• **Directive**
Find how many lines of the listing include the string "Tempo", and report only that figure.

• **Material shown**
◇ ◇ ◇ ◇ ◇ ◇ ◇

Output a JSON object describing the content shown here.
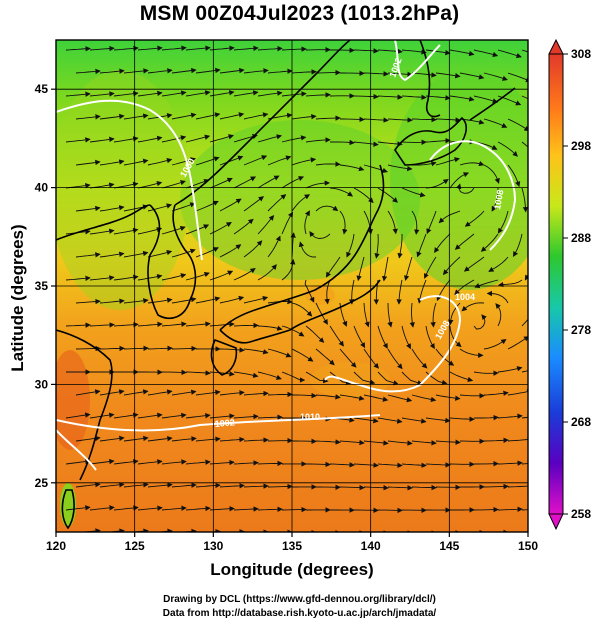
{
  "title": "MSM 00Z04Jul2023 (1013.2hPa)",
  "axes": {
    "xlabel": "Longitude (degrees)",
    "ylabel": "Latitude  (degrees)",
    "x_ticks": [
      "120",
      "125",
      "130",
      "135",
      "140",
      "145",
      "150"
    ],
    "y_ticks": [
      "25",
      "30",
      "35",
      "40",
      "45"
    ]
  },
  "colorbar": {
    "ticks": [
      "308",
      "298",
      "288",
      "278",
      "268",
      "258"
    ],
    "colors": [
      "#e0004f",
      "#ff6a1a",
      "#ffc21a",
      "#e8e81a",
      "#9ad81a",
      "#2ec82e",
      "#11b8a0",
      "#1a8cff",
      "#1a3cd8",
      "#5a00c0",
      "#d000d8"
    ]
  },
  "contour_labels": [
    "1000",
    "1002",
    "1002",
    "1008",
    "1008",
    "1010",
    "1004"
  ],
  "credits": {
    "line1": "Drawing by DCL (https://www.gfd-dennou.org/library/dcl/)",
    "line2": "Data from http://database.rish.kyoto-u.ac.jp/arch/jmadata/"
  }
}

◇ ◇ ◇ ◇ ◇ ◇ ◇

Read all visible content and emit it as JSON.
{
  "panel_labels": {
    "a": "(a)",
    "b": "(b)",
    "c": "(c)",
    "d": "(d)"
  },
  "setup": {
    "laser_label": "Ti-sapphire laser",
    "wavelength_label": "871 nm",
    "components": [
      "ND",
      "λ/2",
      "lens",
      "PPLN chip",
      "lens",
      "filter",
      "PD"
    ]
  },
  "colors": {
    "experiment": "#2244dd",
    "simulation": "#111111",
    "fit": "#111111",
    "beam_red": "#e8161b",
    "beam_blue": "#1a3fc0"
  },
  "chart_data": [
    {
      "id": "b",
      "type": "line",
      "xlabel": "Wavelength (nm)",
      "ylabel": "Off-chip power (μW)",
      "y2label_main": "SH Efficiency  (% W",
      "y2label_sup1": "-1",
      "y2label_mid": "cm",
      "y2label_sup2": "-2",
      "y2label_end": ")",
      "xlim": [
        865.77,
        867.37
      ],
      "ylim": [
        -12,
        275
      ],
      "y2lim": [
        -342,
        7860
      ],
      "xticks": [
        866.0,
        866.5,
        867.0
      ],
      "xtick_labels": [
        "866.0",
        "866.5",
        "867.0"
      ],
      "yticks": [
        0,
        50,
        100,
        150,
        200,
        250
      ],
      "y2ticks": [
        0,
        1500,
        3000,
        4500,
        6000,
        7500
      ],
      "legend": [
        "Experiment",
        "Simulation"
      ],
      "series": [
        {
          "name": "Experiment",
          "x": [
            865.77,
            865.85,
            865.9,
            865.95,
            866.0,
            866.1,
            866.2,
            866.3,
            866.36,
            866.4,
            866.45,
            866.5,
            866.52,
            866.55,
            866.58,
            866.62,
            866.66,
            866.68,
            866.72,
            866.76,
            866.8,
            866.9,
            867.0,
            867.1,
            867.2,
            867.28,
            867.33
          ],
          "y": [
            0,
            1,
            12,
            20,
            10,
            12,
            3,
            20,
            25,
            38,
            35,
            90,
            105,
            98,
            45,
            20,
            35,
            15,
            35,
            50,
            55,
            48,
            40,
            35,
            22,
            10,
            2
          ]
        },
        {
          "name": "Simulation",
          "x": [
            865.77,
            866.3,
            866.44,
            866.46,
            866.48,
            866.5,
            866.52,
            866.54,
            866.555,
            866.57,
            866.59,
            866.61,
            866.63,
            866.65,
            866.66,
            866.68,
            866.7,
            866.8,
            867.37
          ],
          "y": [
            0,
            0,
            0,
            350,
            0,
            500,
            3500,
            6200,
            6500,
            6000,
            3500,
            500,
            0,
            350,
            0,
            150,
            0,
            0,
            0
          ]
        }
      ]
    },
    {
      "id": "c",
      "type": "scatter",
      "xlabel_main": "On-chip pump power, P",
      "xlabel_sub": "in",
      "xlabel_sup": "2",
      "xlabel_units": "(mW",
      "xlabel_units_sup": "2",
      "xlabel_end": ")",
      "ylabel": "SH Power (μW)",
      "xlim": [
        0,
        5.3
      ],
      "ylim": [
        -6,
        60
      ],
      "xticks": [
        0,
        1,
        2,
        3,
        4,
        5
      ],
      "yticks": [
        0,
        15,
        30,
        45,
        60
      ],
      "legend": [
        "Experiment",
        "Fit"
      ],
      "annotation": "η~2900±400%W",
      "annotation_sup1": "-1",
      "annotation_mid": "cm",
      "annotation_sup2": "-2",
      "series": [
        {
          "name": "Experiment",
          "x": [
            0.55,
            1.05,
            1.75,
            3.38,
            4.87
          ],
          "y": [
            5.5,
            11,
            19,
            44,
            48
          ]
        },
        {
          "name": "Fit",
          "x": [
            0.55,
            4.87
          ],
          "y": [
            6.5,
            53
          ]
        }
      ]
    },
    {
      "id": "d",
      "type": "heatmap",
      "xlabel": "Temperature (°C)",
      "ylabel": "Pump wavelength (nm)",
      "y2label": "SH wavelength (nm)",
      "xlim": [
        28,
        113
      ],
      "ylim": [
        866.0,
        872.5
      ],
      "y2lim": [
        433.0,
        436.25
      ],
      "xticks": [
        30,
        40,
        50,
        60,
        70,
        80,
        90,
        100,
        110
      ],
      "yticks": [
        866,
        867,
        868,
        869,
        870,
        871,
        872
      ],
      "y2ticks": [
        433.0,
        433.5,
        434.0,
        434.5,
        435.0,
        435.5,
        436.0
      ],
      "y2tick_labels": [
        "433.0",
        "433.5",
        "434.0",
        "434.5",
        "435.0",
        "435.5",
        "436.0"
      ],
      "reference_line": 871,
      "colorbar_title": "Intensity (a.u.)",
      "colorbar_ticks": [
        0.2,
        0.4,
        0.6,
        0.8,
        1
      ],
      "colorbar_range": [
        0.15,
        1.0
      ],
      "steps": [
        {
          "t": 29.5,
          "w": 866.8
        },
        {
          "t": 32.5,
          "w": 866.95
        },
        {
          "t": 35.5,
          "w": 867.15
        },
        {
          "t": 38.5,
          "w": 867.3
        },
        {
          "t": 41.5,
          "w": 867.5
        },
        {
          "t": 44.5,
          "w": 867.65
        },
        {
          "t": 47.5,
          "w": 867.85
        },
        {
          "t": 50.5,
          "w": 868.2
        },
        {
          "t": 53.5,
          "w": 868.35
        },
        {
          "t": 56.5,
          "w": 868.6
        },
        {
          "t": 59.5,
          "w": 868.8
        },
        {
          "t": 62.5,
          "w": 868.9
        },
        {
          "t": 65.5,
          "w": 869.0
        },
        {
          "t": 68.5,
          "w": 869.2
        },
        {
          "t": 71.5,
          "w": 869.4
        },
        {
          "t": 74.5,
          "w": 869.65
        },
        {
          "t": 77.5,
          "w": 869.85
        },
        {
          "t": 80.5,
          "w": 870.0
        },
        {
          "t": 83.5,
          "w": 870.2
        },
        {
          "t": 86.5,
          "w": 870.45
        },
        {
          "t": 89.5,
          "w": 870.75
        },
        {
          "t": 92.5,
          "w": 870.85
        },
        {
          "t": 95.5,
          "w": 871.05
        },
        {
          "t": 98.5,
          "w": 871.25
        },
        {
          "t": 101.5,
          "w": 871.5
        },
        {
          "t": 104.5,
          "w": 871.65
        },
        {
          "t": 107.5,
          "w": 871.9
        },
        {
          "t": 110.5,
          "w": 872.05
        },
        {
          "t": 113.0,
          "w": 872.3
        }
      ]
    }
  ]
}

◇ ◇ ◇ ◇ ◇ ◇ ◇

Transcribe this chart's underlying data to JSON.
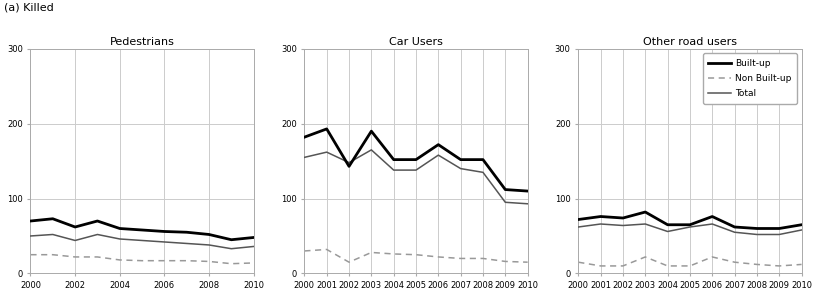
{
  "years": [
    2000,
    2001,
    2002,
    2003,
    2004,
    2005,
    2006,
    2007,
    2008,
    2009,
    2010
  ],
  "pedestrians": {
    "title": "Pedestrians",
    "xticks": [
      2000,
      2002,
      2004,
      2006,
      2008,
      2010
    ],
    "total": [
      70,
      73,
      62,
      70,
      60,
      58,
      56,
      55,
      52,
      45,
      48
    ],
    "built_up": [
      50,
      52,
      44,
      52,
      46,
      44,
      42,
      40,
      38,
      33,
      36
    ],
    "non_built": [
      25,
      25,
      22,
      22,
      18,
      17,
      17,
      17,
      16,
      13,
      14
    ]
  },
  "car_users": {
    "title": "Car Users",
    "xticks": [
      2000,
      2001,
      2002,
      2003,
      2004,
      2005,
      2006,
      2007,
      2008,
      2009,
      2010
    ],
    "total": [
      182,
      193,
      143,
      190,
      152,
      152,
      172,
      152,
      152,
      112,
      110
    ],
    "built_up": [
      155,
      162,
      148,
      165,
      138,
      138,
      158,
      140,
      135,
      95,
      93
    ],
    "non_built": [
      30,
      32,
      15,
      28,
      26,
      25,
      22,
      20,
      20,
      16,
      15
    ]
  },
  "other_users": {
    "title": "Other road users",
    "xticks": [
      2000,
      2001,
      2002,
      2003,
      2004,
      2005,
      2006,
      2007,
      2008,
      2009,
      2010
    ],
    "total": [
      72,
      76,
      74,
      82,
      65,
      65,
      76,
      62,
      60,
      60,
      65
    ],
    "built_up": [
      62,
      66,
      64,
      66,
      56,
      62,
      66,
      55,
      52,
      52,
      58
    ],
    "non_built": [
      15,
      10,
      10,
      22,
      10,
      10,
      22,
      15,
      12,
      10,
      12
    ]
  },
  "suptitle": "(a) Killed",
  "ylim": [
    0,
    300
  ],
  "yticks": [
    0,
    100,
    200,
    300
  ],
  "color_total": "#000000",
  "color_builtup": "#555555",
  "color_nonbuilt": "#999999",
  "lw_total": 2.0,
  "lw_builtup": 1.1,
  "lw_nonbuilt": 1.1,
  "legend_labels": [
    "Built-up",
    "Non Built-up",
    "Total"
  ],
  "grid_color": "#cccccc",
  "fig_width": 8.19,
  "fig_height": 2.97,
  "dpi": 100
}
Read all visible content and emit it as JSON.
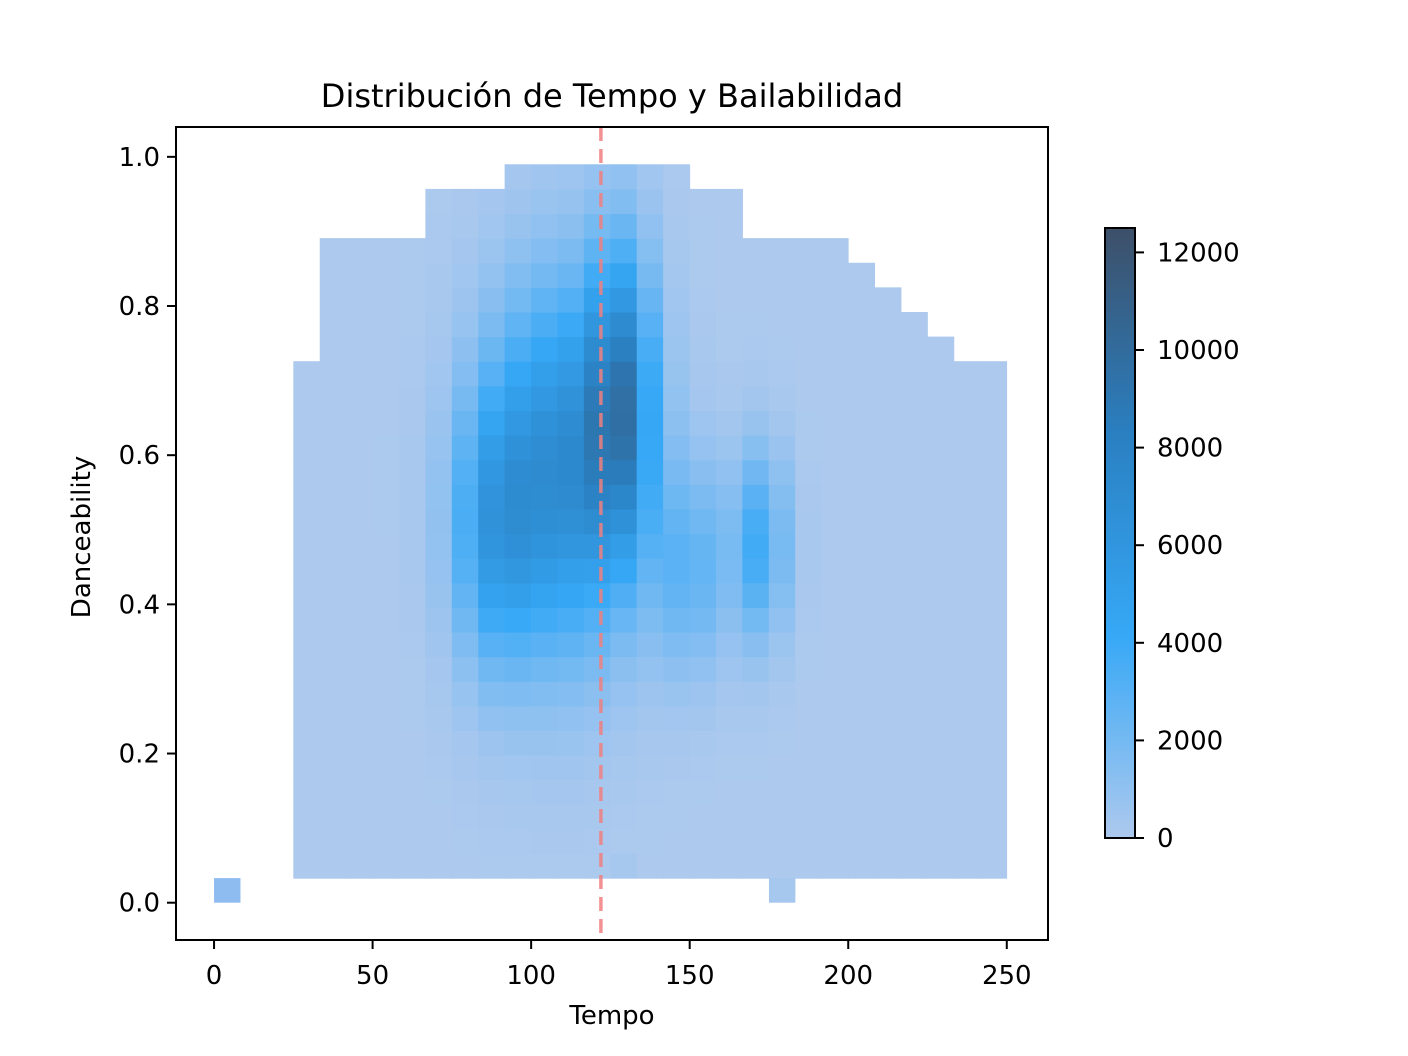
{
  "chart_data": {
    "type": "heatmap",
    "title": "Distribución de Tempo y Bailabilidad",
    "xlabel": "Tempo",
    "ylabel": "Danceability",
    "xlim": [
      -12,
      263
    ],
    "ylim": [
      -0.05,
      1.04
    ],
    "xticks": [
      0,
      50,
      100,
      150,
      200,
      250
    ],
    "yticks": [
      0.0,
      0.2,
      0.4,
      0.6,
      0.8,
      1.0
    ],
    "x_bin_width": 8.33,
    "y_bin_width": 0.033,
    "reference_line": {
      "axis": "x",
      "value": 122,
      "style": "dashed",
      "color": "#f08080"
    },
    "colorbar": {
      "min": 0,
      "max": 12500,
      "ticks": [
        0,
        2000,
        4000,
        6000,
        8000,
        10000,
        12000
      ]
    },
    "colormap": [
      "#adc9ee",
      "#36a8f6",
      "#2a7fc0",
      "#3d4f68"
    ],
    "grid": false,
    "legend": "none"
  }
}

◇ ◇ ◇ ◇ ◇ ◇ ◇

• **Exercise answer**
2